◆ Your task ◆
Each entry below is to be given again word for word, with no pictures.

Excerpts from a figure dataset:
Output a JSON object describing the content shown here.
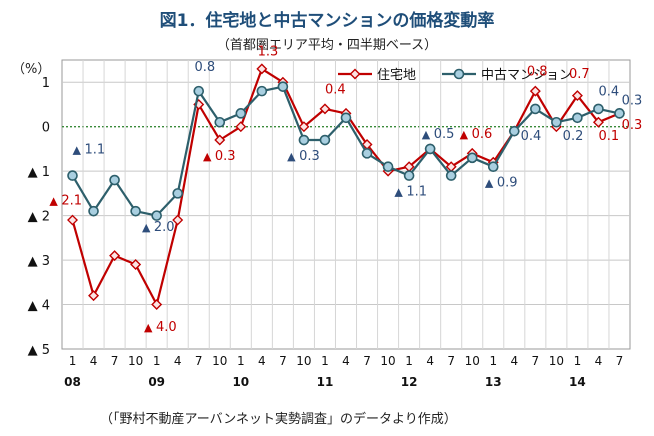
{
  "title": "図1．住宅地と中古マンションの価格変動率",
  "subtitle": "（首都圏エリア平均・四半期ベース）",
  "source": "（「野村不動産アーバンネット実勢調査」のデータより作成）",
  "chart_data": {
    "type": "line",
    "yunit": "（%）",
    "ylim": [
      -5,
      1.5
    ],
    "yticks": [
      1,
      0,
      -1,
      -2,
      -3,
      -4,
      -5
    ],
    "ytick_labels": [
      "1",
      "0",
      "▲ 1",
      "▲ 2",
      "▲ 3",
      "▲ 4",
      "▲ 5"
    ],
    "x_quarter_labels": [
      "1",
      "4",
      "7",
      "10",
      "1",
      "4",
      "7",
      "10",
      "1",
      "4",
      "7",
      "10",
      "1",
      "4",
      "7",
      "10",
      "1",
      "4",
      "7",
      "10",
      "1",
      "4",
      "7",
      "10",
      "1",
      "4",
      "7"
    ],
    "x_year_labels": [
      {
        "label": "08",
        "index": 0
      },
      {
        "label": "09",
        "index": 4
      },
      {
        "label": "10",
        "index": 8
      },
      {
        "label": "11",
        "index": 12
      },
      {
        "label": "12",
        "index": 16
      },
      {
        "label": "13",
        "index": 20
      },
      {
        "label": "14",
        "index": 24
      }
    ],
    "legend_position": "top-right",
    "series": [
      {
        "name": "住宅地",
        "color": "#c00000",
        "marker": "diamond",
        "values": [
          -2.1,
          -3.8,
          -2.9,
          -3.1,
          -4.0,
          -2.1,
          0.5,
          -0.3,
          0.0,
          1.3,
          1.0,
          0.0,
          0.4,
          0.3,
          -0.4,
          -1.0,
          -0.9,
          -0.5,
          -0.9,
          -0.6,
          -0.8,
          -0.1,
          0.8,
          0.0,
          0.7,
          0.1,
          0.3
        ]
      },
      {
        "name": "中古マンション",
        "color": "#2d5f6b",
        "marker": "circle",
        "values": [
          -1.1,
          -1.9,
          -1.2,
          -1.9,
          -2.0,
          -1.5,
          0.8,
          0.1,
          0.3,
          0.8,
          0.9,
          -0.3,
          -0.3,
          0.2,
          -0.6,
          -0.9,
          -1.1,
          -0.5,
          -1.1,
          -0.7,
          -0.9,
          -0.1,
          0.4,
          0.1,
          0.2,
          0.4,
          0.3
        ]
      }
    ],
    "annotations": [
      {
        "text": "1.1",
        "neg": true,
        "color": "#2e4d7b",
        "idx": 0,
        "val": -0.6
      },
      {
        "text": "2.1",
        "neg": true,
        "color": "#c00000",
        "idx": -1.1,
        "val": -1.75
      },
      {
        "text": "2.0",
        "neg": true,
        "color": "#2e4d7b",
        "idx": 3.3,
        "val": -2.35
      },
      {
        "text": "4.0",
        "neg": true,
        "color": "#c00000",
        "idx": 3.4,
        "val": -4.6
      },
      {
        "text": "0.8",
        "neg": false,
        "color": "#2e4d7b",
        "idx": 5.8,
        "val": 1.25
      },
      {
        "text": "0.3",
        "neg": true,
        "color": "#c00000",
        "idx": 6.2,
        "val": -0.75
      },
      {
        "text": "1.3",
        "neg": false,
        "color": "#c00000",
        "idx": 8.8,
        "val": 1.6
      },
      {
        "text": "0.3",
        "neg": true,
        "color": "#2e4d7b",
        "idx": 10.2,
        "val": -0.75
      },
      {
        "text": "0.4",
        "neg": false,
        "color": "#c00000",
        "idx": 12.0,
        "val": 0.75
      },
      {
        "text": "1.1",
        "neg": true,
        "color": "#2e4d7b",
        "idx": 15.3,
        "val": -1.55
      },
      {
        "text": "0.5",
        "neg": true,
        "color": "#2e4d7b",
        "idx": 16.6,
        "val": -0.25
      },
      {
        "text": "0.6",
        "neg": true,
        "color": "#c00000",
        "idx": 18.4,
        "val": -0.25
      },
      {
        "text": "0.9",
        "neg": true,
        "color": "#2e4d7b",
        "idx": 19.6,
        "val": -1.35
      },
      {
        "text": "0.8",
        "neg": false,
        "color": "#c00000",
        "idx": 21.6,
        "val": 1.15
      },
      {
        "text": "0.4",
        "neg": false,
        "color": "#2e4d7b",
        "idx": 21.3,
        "val": -0.3
      },
      {
        "text": "0.7",
        "neg": false,
        "color": "#c00000",
        "idx": 23.6,
        "val": 1.1
      },
      {
        "text": "0.2",
        "neg": false,
        "color": "#2e4d7b",
        "idx": 23.3,
        "val": -0.3
      },
      {
        "text": "0.4",
        "neg": false,
        "color": "#2e4d7b",
        "idx": 25.0,
        "val": 0.7
      },
      {
        "text": "0.1",
        "neg": false,
        "color": "#c00000",
        "idx": 25.0,
        "val": -0.3
      },
      {
        "text": "0.3",
        "neg": false,
        "color": "#2e4d7b",
        "idx": 26.1,
        "val": 0.5
      },
      {
        "text": "0.3",
        "neg": false,
        "color": "#c00000",
        "idx": 26.1,
        "val": -0.05
      }
    ]
  }
}
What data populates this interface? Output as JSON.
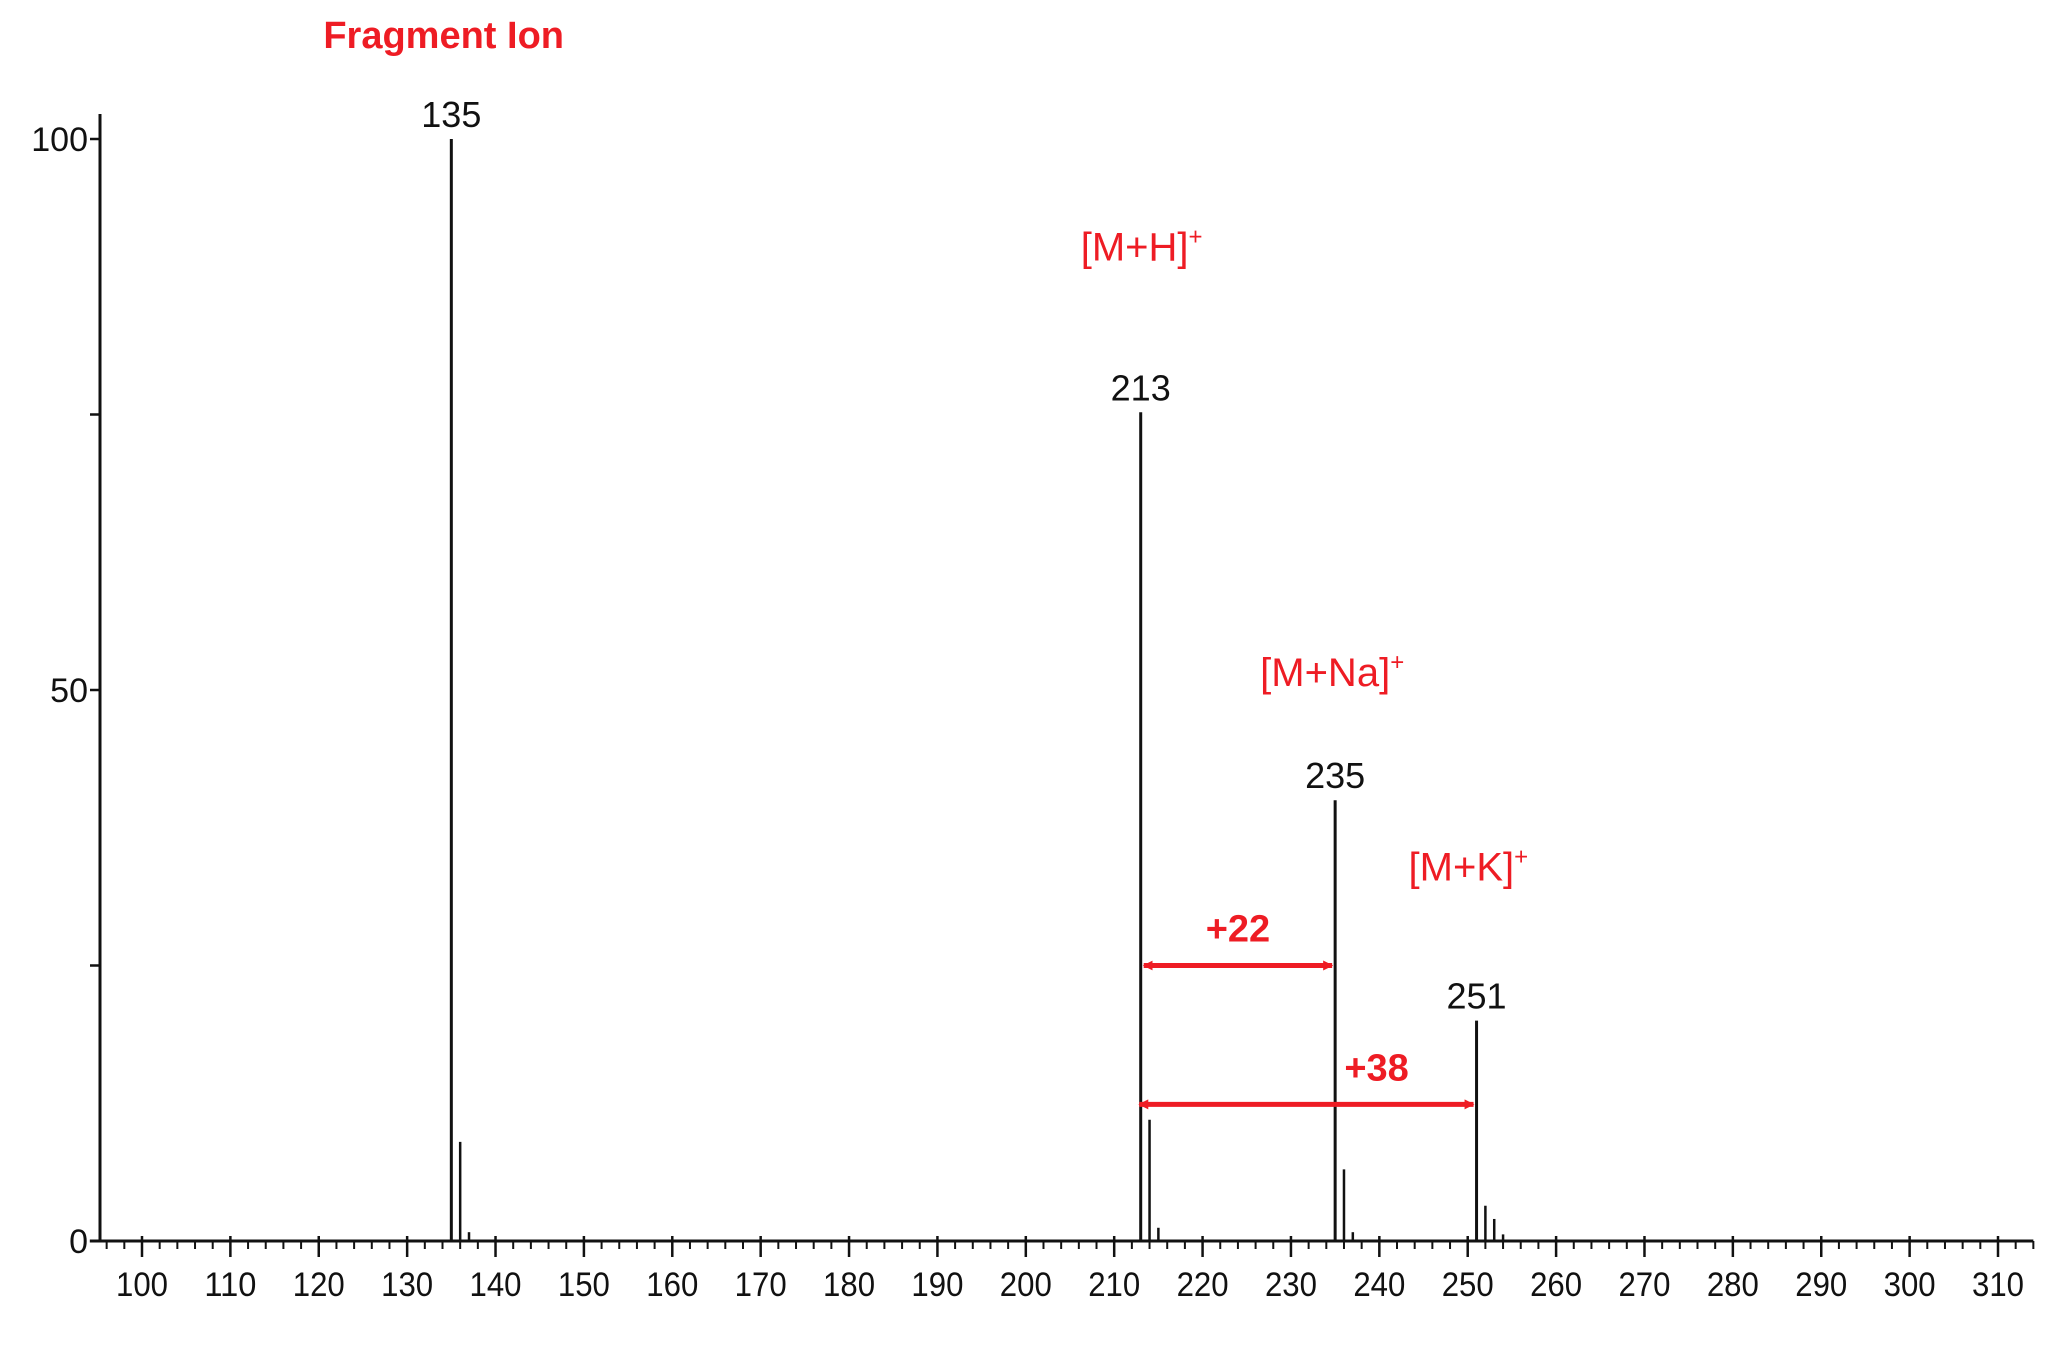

◆ Finished exercise ◆
Output a JSON object describing the content shown here.
{
  "title": "図1．住宅地と中古マンションの価格変動率",
  "subtitle": "（首都圏エリア平均・四半期ベース）",
  "source": "（「野村不動産アーバンネット実勢調査」のデータより作成）",
  "chart_data": {
    "type": "line",
    "yunit": "（%）",
    "ylim": [
      -5,
      1.5
    ],
    "yticks": [
      1,
      0,
      -1,
      -2,
      -3,
      -4,
      -5
    ],
    "ytick_labels": [
      "1",
      "0",
      "▲ 1",
      "▲ 2",
      "▲ 3",
      "▲ 4",
      "▲ 5"
    ],
    "x_quarter_labels": [
      "1",
      "4",
      "7",
      "10",
      "1",
      "4",
      "7",
      "10",
      "1",
      "4",
      "7",
      "10",
      "1",
      "4",
      "7",
      "10",
      "1",
      "4",
      "7",
      "10",
      "1",
      "4",
      "7",
      "10",
      "1",
      "4",
      "7"
    ],
    "x_year_labels": [
      {
        "label": "08",
        "index": 0
      },
      {
        "label": "09",
        "index": 4
      },
      {
        "label": "10",
        "index": 8
      },
      {
        "label": "11",
        "index": 12
      },
      {
        "label": "12",
        "index": 16
      },
      {
        "label": "13",
        "index": 20
      },
      {
        "label": "14",
        "index": 24
      }
    ],
    "legend_position": "top-right",
    "series": [
      {
        "name": "住宅地",
        "color": "#c00000",
        "marker": "diamond",
        "values": [
          -2.1,
          -3.8,
          -2.9,
          -3.1,
          -4.0,
          -2.1,
          0.5,
          -0.3,
          0.0,
          1.3,
          1.0,
          0.0,
          0.4,
          0.3,
          -0.4,
          -1.0,
          -0.9,
          -0.5,
          -0.9,
          -0.6,
          -0.8,
          -0.1,
          0.8,
          0.0,
          0.7,
          0.1,
          0.3
        ]
      },
      {
        "name": "中古マンション",
        "color": "#2d5f6b",
        "marker": "circle",
        "values": [
          -1.1,
          -1.9,
          -1.2,
          -1.9,
          -2.0,
          -1.5,
          0.8,
          0.1,
          0.3,
          0.8,
          0.9,
          -0.3,
          -0.3,
          0.2,
          -0.6,
          -0.9,
          -1.1,
          -0.5,
          -1.1,
          -0.7,
          -0.9,
          -0.1,
          0.4,
          0.1,
          0.2,
          0.4,
          0.3
        ]
      }
    ],
    "annotations": [
      {
        "text": "1.1",
        "neg": true,
        "color": "#2e4d7b",
        "idx": 0,
        "val": -0.6
      },
      {
        "text": "2.1",
        "neg": true,
        "color": "#c00000",
        "idx": -1.1,
        "val": -1.75
      },
      {
        "text": "2.0",
        "neg": true,
        "color": "#2e4d7b",
        "idx": 3.3,
        "val": -2.35
      },
      {
        "text": "4.0",
        "neg": true,
        "color": "#c00000",
        "idx": 3.4,
        "val": -4.6
      },
      {
        "text": "0.8",
        "neg": false,
        "color": "#2e4d7b",
        "idx": 5.8,
        "val": 1.25
      },
      {
        "text": "0.3",
        "neg": true,
        "color": "#c00000",
        "idx": 6.2,
        "val": -0.75
      },
      {
        "text": "1.3",
        "neg": false,
        "color": "#c00000",
        "idx": 8.8,
        "val": 1.6
      },
      {
        "text": "0.3",
        "neg": true,
        "color": "#2e4d7b",
        "idx": 10.2,
        "val": -0.75
      },
      {
        "text": "0.4",
        "neg": false,
        "color": "#c00000",
        "idx": 12.0,
        "val": 0.75
      },
      {
        "text": "1.1",
        "neg": true,
        "color": "#2e4d7b",
        "idx": 15.3,
        "val": -1.55
      },
      {
        "text": "0.5",
        "neg": true,
        "color": "#2e4d7b",
        "idx": 16.6,
        "val": -0.25
      },
      {
        "text": "0.6",
        "neg": true,
        "color": "#c00000",
        "idx": 18.4,
        "val": -0.25
      },
      {
        "text": "0.9",
        "neg": true,
        "color": "#2e4d7b",
        "idx": 19.6,
        "val": -1.35
      },
      {
        "text": "0.8",
        "neg": false,
        "color": "#c00000",
        "idx": 21.6,
        "val": 1.15
      },
      {
        "text": "0.4",
        "neg": false,
        "color": "#2e4d7b",
        "idx": 21.3,
        "val": -0.3
      },
      {
        "text": "0.7",
        "neg": false,
        "color": "#c00000",
        "idx": 23.6,
        "val": 1.1
      },
      {
        "text": "0.2",
        "neg": false,
        "color": "#2e4d7b",
        "idx": 23.3,
        "val": -0.3
      },
      {
        "text": "0.4",
        "neg": false,
        "color": "#2e4d7b",
        "idx": 25.0,
        "val": 0.7
      },
      {
        "text": "0.1",
        "neg": false,
        "color": "#c00000",
        "idx": 25.0,
        "val": -0.3
      },
      {
        "text": "0.3",
        "neg": false,
        "color": "#2e4d7b",
        "idx": 26.1,
        "val": 0.5
      },
      {
        "text": "0.3",
        "neg": false,
        "color": "#c00000",
        "idx": 26.1,
        "val": -0.05
      }
    ]
  }
}
What data populates this interface? Output as JSON.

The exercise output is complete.